SUPPLIED MATERIAL:
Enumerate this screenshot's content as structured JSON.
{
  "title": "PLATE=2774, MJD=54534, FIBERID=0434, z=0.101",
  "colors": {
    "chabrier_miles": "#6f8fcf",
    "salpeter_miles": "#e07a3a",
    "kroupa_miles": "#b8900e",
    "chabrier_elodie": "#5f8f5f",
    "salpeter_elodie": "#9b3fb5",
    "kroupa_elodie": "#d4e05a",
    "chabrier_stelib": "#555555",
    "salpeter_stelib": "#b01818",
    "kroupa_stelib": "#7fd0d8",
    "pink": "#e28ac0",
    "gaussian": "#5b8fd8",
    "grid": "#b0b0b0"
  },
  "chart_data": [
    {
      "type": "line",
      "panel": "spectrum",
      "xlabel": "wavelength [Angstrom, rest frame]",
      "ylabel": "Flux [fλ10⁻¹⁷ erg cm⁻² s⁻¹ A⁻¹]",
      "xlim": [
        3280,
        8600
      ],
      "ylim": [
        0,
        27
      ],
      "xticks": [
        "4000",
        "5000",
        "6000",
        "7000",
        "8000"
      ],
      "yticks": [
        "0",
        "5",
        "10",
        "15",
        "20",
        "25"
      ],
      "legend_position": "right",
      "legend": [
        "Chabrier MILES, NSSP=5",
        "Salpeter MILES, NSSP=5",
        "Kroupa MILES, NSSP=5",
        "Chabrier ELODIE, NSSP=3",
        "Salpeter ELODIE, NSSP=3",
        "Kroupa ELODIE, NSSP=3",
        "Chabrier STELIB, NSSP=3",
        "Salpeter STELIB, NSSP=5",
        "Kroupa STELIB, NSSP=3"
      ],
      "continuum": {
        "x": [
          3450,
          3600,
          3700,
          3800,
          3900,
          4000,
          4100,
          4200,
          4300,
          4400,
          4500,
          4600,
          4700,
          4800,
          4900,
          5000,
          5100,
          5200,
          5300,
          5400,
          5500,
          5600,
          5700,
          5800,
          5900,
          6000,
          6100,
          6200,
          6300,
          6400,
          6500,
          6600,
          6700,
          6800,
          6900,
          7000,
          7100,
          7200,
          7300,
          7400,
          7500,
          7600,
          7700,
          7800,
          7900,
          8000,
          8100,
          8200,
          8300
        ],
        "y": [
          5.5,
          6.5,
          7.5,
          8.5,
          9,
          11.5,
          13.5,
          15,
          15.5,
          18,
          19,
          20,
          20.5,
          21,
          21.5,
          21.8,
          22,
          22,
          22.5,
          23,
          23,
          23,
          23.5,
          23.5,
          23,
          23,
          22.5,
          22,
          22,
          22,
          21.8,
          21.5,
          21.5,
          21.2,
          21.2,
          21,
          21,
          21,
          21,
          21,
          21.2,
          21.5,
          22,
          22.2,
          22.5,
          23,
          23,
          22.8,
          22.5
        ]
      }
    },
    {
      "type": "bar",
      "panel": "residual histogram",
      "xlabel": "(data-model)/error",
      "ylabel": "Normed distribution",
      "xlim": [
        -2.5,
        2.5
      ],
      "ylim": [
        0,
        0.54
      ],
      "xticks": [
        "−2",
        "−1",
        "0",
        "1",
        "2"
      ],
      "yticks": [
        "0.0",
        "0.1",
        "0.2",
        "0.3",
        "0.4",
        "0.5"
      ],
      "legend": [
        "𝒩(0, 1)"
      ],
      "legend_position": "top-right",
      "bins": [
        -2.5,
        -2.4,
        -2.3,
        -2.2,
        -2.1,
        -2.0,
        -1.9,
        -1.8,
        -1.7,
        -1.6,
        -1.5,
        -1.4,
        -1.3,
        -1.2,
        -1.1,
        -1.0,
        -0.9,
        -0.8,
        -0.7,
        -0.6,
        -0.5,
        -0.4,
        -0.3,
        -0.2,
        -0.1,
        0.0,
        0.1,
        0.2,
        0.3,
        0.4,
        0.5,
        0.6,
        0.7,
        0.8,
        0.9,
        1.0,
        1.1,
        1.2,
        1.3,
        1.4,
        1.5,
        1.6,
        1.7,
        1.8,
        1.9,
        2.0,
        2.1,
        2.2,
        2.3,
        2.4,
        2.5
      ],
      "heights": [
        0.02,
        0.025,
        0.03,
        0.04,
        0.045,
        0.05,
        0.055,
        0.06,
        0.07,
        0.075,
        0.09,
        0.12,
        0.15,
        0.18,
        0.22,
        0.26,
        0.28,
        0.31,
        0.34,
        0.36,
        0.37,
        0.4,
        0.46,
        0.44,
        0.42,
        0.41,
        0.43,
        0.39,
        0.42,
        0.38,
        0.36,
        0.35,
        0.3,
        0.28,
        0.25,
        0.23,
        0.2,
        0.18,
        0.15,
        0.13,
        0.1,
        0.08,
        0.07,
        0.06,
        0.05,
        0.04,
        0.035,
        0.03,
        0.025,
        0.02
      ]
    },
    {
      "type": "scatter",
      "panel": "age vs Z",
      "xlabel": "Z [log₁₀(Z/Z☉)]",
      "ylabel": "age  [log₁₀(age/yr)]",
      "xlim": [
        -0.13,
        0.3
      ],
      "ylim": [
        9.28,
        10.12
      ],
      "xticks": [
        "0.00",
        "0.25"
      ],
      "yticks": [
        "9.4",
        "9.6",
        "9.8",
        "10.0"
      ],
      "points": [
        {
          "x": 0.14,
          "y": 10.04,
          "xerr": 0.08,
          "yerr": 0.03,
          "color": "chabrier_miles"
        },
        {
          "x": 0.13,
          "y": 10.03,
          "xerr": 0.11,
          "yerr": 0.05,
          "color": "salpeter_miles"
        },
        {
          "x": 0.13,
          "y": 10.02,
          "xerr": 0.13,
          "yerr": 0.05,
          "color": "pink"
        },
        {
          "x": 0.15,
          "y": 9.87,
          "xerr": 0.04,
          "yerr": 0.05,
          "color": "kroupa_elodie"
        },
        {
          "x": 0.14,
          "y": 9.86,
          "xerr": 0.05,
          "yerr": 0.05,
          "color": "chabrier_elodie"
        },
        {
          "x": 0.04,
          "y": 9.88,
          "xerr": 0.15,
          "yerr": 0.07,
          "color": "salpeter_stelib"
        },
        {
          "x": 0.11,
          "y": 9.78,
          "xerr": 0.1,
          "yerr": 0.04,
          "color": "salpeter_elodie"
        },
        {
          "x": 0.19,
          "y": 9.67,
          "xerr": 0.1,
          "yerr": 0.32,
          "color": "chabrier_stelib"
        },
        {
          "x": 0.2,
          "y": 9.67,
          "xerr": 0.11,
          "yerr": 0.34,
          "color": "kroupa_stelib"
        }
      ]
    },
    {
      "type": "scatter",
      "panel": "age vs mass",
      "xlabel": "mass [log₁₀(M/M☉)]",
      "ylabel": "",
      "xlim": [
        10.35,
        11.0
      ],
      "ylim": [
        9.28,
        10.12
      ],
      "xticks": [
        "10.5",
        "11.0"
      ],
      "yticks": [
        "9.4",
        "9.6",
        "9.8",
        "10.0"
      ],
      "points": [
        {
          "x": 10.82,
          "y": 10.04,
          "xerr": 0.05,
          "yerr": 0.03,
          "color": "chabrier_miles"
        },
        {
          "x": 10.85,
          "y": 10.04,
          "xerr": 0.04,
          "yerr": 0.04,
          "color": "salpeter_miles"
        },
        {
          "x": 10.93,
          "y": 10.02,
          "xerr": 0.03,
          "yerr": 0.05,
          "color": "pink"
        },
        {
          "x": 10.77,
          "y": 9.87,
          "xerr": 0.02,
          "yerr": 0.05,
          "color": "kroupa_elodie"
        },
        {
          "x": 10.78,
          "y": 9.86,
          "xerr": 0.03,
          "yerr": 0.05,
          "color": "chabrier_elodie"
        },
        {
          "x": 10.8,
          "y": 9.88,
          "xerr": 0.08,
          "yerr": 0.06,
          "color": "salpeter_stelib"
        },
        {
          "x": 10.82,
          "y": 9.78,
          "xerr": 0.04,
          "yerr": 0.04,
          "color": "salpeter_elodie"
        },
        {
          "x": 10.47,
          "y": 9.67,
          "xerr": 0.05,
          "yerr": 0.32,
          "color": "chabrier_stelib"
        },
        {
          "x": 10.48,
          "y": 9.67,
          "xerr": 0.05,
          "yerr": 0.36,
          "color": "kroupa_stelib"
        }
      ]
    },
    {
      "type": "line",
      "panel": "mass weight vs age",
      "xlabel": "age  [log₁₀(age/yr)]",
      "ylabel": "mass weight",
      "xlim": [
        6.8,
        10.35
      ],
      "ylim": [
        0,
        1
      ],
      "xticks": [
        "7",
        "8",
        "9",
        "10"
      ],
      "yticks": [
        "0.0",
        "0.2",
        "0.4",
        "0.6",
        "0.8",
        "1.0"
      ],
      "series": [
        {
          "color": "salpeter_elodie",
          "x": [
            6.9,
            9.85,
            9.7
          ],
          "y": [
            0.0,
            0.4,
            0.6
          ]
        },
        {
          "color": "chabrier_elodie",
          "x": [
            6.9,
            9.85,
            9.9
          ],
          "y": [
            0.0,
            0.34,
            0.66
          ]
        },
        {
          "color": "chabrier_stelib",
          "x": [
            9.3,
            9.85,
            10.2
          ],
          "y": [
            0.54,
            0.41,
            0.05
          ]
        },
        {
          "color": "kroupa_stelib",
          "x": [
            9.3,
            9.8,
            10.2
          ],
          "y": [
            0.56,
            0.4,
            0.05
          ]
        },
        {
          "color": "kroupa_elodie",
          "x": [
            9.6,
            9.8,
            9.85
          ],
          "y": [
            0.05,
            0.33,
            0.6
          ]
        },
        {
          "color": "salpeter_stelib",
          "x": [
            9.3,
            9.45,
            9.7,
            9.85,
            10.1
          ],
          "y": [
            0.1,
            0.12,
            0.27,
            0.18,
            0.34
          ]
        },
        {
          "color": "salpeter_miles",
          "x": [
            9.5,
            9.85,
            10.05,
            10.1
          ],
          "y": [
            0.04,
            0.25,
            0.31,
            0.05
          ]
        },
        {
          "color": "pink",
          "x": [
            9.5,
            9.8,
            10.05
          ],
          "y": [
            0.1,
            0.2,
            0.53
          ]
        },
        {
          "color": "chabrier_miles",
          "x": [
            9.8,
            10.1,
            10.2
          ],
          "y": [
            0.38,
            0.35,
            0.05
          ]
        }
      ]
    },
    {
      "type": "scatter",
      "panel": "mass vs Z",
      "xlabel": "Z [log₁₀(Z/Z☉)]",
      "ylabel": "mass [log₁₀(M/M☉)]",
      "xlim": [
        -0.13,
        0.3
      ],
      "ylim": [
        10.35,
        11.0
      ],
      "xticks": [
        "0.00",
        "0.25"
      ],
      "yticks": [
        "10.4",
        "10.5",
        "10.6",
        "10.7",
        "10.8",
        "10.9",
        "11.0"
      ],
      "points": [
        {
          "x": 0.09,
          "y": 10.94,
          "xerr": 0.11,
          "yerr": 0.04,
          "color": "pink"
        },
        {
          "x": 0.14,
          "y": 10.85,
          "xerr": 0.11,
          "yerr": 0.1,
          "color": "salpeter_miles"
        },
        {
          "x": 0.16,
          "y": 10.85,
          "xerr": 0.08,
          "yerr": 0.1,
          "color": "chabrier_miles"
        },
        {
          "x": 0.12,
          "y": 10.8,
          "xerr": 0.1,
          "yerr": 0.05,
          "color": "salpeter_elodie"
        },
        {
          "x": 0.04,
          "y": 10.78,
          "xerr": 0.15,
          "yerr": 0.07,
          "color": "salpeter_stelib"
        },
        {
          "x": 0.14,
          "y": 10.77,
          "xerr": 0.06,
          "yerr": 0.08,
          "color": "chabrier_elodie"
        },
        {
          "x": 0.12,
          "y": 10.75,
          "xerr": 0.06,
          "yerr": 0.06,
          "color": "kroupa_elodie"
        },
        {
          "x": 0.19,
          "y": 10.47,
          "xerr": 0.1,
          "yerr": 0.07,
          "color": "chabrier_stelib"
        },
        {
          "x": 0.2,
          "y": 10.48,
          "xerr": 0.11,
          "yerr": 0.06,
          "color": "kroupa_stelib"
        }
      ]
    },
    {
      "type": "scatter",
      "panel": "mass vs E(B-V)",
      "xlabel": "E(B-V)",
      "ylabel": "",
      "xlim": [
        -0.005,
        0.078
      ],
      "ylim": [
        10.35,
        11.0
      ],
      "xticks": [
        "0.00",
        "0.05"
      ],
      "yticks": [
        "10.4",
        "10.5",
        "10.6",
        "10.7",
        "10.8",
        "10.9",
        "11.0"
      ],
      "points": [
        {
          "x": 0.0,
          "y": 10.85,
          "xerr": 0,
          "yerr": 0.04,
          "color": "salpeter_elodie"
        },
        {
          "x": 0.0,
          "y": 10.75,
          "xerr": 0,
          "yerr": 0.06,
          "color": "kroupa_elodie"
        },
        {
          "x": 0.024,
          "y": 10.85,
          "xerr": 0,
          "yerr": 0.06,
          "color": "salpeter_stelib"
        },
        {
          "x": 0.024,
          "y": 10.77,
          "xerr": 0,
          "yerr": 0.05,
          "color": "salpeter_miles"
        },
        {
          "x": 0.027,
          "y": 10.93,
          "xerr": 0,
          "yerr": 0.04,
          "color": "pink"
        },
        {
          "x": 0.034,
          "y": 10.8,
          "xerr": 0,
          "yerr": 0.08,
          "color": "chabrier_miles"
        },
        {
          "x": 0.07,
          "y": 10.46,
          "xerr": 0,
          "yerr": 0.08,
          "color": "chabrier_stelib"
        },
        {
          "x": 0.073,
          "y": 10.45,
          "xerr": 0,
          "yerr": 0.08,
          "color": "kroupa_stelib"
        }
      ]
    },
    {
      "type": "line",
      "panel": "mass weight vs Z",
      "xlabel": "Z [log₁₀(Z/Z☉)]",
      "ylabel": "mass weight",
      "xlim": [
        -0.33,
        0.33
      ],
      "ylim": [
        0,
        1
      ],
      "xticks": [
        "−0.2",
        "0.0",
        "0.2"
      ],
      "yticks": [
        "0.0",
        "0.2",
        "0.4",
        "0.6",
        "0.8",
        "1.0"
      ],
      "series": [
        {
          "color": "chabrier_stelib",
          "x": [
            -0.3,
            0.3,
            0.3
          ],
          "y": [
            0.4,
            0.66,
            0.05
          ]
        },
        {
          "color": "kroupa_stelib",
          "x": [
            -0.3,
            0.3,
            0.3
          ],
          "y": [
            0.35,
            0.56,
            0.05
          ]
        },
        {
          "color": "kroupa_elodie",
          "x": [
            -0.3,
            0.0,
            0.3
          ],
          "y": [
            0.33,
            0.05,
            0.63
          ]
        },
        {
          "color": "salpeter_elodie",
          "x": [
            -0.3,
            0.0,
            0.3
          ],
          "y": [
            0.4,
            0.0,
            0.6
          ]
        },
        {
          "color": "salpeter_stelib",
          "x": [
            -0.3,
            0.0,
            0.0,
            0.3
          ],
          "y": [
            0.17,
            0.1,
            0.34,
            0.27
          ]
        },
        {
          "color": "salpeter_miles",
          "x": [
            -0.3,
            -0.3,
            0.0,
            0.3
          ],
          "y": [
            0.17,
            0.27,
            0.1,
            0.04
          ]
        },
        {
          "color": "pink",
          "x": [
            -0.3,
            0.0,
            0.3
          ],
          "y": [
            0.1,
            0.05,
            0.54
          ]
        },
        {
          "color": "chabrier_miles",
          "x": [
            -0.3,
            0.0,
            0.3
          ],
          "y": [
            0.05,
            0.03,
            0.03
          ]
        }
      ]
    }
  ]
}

GIVEN TASK: Using the records above, find and show each line with the string "panel".

RESULT OF THIS TASK:
      "panel": "spectrum",
      "panel": "residual histogram",
      "panel": "age vs Z",
      "panel": "age vs mass",
      "panel": "mass weight vs age",
      "panel": "mass vs Z",
      "panel": "mass vs E(B-V)",
      "panel": "mass weight vs Z",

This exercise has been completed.